Task statement:
Pick out all lines of the entries that include the word "degrees" and copy them.

···

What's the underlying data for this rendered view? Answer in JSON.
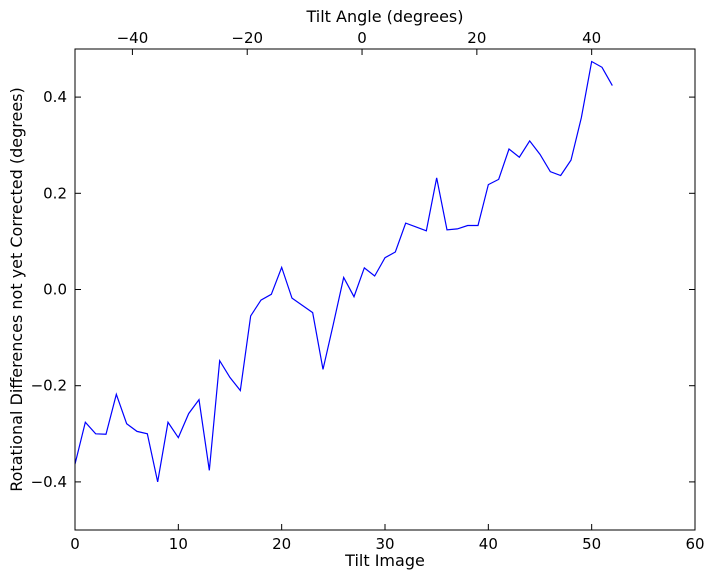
{
  "chart_data": {
    "type": "line",
    "xlabel": "Tilt Image",
    "x2label": "Tilt Angle (degrees)",
    "ylabel": "Rotational Differences not yet Corrected (degrees)",
    "xlim": [
      0,
      60
    ],
    "ylim": [
      -0.5,
      0.5
    ],
    "x2lim": [
      -50,
      58
    ],
    "xticks": [
      0,
      10,
      20,
      30,
      40,
      50,
      60
    ],
    "xtick_labels": [
      "0",
      "10",
      "20",
      "30",
      "40",
      "50",
      "60"
    ],
    "yticks": [
      -0.4,
      -0.2,
      0.0,
      0.2,
      0.4
    ],
    "ytick_labels": [
      "−0.4",
      "−0.2",
      "0.0",
      "0.2",
      "0.4"
    ],
    "x2ticks": [
      -40,
      -20,
      0,
      20,
      40
    ],
    "x2tick_labels": [
      "−40",
      "−20",
      "0",
      "20",
      "40"
    ],
    "grid": false,
    "line_color": "#0000ff",
    "series": [
      {
        "x": [
          0,
          1,
          2,
          3,
          4,
          5,
          6,
          7,
          8,
          9,
          10,
          11,
          12,
          13,
          14,
          15,
          16,
          17,
          18,
          19,
          20,
          21,
          22,
          23,
          24,
          25,
          26,
          27,
          28,
          29,
          30,
          31,
          32,
          33,
          34,
          35,
          36,
          37,
          38,
          39,
          40,
          41,
          42,
          43,
          44,
          45,
          46,
          47,
          48,
          49,
          50,
          51,
          52
        ],
        "values": [
          -0.363,
          -0.276,
          -0.3,
          -0.301,
          -0.218,
          -0.279,
          -0.295,
          -0.3,
          -0.4,
          -0.276,
          -0.308,
          -0.258,
          -0.229,
          -0.376,
          -0.148,
          -0.183,
          -0.21,
          -0.055,
          -0.022,
          -0.01,
          0.046,
          -0.018,
          -0.033,
          -0.048,
          -0.166,
          -0.072,
          0.025,
          -0.015,
          0.045,
          0.028,
          0.066,
          0.078,
          0.138,
          0.13,
          0.122,
          0.232,
          0.124,
          0.126,
          0.133,
          0.133,
          0.218,
          0.229,
          0.292,
          0.275,
          0.309,
          0.281,
          0.245,
          0.237,
          0.269,
          0.357,
          0.474,
          0.462,
          0.424
        ]
      }
    ]
  }
}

···

Output for this task:
    "x2label": "Tilt Angle (degrees)",
    "ylabel": "Rotational Differences not yet Corrected (degrees)",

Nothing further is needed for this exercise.